WRITTEN PROBLEM — Only lines holding the string "уведомлений" are wanted; copy each one from the material.

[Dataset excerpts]
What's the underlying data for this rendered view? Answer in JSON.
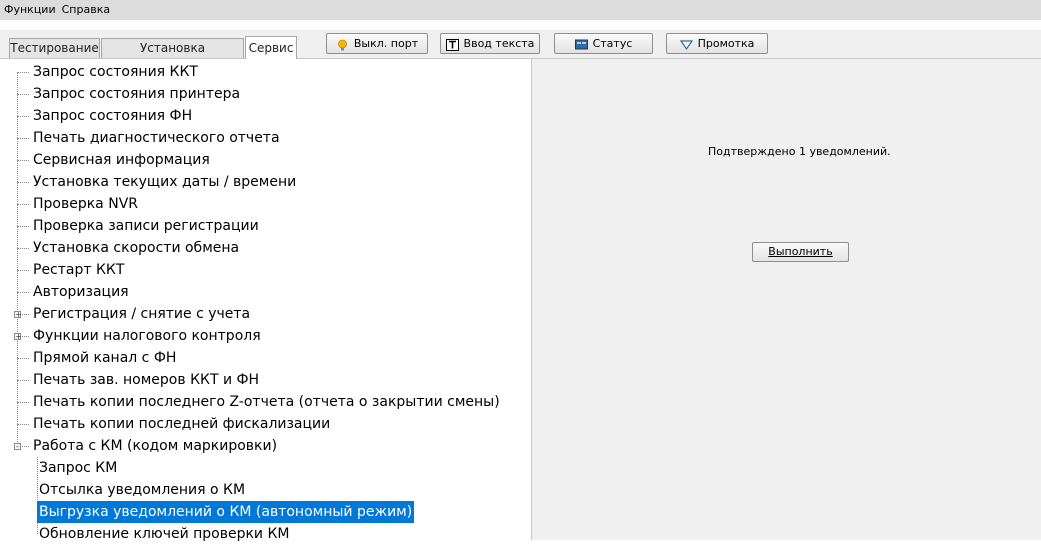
{
  "menu": [
    "Функции",
    "Справка"
  ],
  "tabs": [
    "Тестирование",
    "Установка параметров",
    "Сервис"
  ],
  "toolbar_buttons": [
    {
      "label": "Выкл. порт",
      "icon": "bulb-icon"
    },
    {
      "label": "Ввод текста",
      "icon": "text-t-icon"
    },
    {
      "label": "Статус",
      "icon": "monitor-icon"
    },
    {
      "label": "Промотка",
      "icon": "triangle-down-icon"
    }
  ],
  "tree": [
    {
      "label": "Запрос состояния ККТ"
    },
    {
      "label": "Запрос состояния принтера"
    },
    {
      "label": "Запрос состояния ФН"
    },
    {
      "label": "Печать диагностического отчета"
    },
    {
      "label": "Сервисная информация"
    },
    {
      "label": "Установка текущих даты / времени"
    },
    {
      "label": "Проверка NVR"
    },
    {
      "label": "Проверка записи регистрации"
    },
    {
      "label": "Установка скорости обмена"
    },
    {
      "label": "Рестарт ККТ"
    },
    {
      "label": "Авторизация"
    },
    {
      "label": "Регистрация / снятие с учета",
      "expander": "+"
    },
    {
      "label": "Функции налогового контроля",
      "expander": "+"
    },
    {
      "label": "Прямой канал с ФН"
    },
    {
      "label": "Печать зав. номеров ККТ и ФН"
    },
    {
      "label": "Печать копии последнего Z-отчета (отчета о закрытии смены)"
    },
    {
      "label": "Печать копии последней фискализации"
    },
    {
      "label": "Работа с КМ (кодом маркировки)",
      "expander": "-"
    },
    {
      "label": "Запрос КМ",
      "child": true
    },
    {
      "label": "Отсылка уведомления о КМ",
      "child": true
    },
    {
      "label": "Выгрузка уведомлений о КМ (автономный режим)",
      "child": true,
      "selected": true
    },
    {
      "label": "Обновление ключей проверки КМ",
      "child": true
    }
  ],
  "panel": {
    "status": "Подтверждено 1 уведомлений.",
    "execute_label": "Выполнить"
  },
  "colors": {
    "selection": "#0078d7",
    "panel_bg": "#f0f0f0"
  }
}
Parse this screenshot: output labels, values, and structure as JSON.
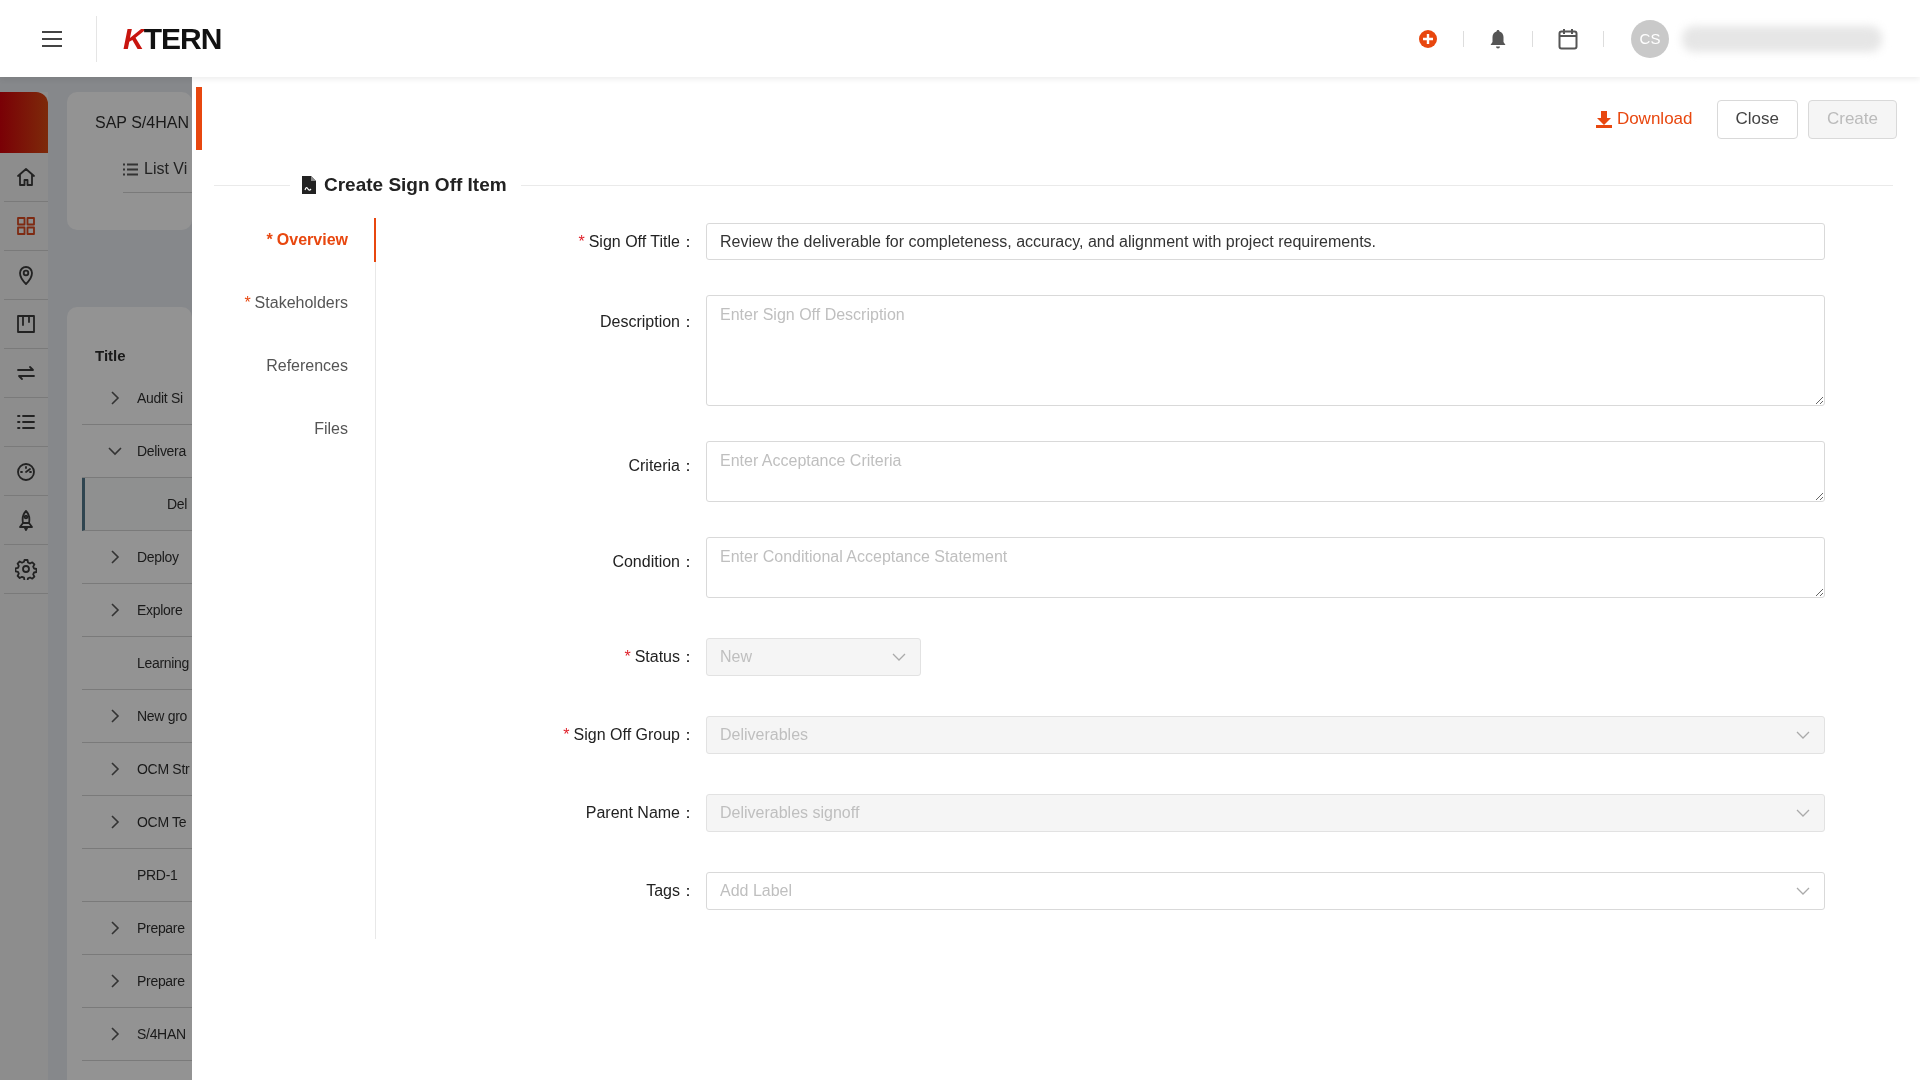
{
  "topbar": {
    "logo": {
      "accent": "K",
      "rest": "TERN"
    },
    "avatar": "CS"
  },
  "sidebar": {
    "items": [
      {
        "selected": false
      },
      {
        "selected": true
      },
      {
        "selected": false
      },
      {
        "selected": false
      },
      {
        "selected": false
      },
      {
        "selected": false
      },
      {
        "selected": false
      },
      {
        "selected": false
      },
      {
        "selected": false
      }
    ]
  },
  "project_card": {
    "title": "SAP S/4HAN",
    "view": "List Vi"
  },
  "tree": {
    "heading": "Title",
    "rows": [
      {
        "label": "Audit Si",
        "expandable": true,
        "expanded": false,
        "selected": false
      },
      {
        "label": "Delivera",
        "expandable": true,
        "expanded": true,
        "selected": false,
        "children": [
          {
            "label": "Del",
            "expandable": false,
            "selected": true
          }
        ]
      },
      {
        "label": "Deploy",
        "expandable": true,
        "expanded": false,
        "selected": false
      },
      {
        "label": "Explore",
        "expandable": true,
        "expanded": false,
        "selected": false
      },
      {
        "label": "Learning",
        "expandable": false,
        "selected": false
      },
      {
        "label": "New gro",
        "expandable": true,
        "expanded": false,
        "selected": false
      },
      {
        "label": "OCM Str",
        "expandable": true,
        "expanded": false,
        "selected": false
      },
      {
        "label": "OCM Te",
        "expandable": true,
        "expanded": false,
        "selected": false
      },
      {
        "label": "PRD-1",
        "expandable": false,
        "selected": false
      },
      {
        "label": "Prepare",
        "expandable": true,
        "expanded": false,
        "selected": false
      },
      {
        "label": "Prepare",
        "expandable": true,
        "expanded": false,
        "selected": false
      },
      {
        "label": "S/4HAN",
        "expandable": true,
        "expanded": false,
        "selected": false
      }
    ]
  },
  "drawer": {
    "actions": [
      {
        "kind": "link",
        "label": "Download",
        "disabled": false
      },
      {
        "kind": "button",
        "label": "Close",
        "disabled": false
      },
      {
        "kind": "button",
        "label": "Create",
        "disabled": true
      }
    ],
    "title": "Create Sign Off Item",
    "tabs": [
      {
        "label": "Overview",
        "required_mark": "*",
        "selected": true
      },
      {
        "label": "Stakeholders",
        "required_mark": "*",
        "selected": false
      },
      {
        "label": "References",
        "selected": false
      },
      {
        "label": "Files",
        "selected": false
      }
    ],
    "fields": [
      {
        "kind": "text",
        "label": "Sign Off Title：",
        "required_mark": "*",
        "value": "Review the deliverable for completeness, accuracy, and alignment with project requirements.",
        "disabled": false
      },
      {
        "kind": "long-textarea",
        "label": "Description：",
        "placeholder": "Enter Sign Off Description",
        "disabled": false
      },
      {
        "kind": "textarea",
        "label": "Criteria：",
        "placeholder": "Enter Acceptance Criteria",
        "disabled": false
      },
      {
        "kind": "textarea",
        "label": "Condition：",
        "placeholder": "Enter Conditional Acceptance Statement",
        "disabled": false
      },
      {
        "kind": "short-select",
        "label": "Status：",
        "required_mark": "*",
        "value": "New",
        "disabled": true
      },
      {
        "kind": "select",
        "label": "Sign Off Group：",
        "required_mark": "*",
        "value": "Deliverables",
        "disabled": true
      },
      {
        "kind": "select",
        "label": "Parent Name：",
        "value": "Deliverables signoff",
        "disabled": true
      },
      {
        "kind": "select",
        "label": "Tags：",
        "placeholder": "Add Label",
        "disabled": false
      }
    ]
  }
}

ANSWER TO THE EXERCISE —
      "label": "Выгрузка уведомлений о КМ (автономный режим)",
    "status": "Подтверждено 1 уведомлений.",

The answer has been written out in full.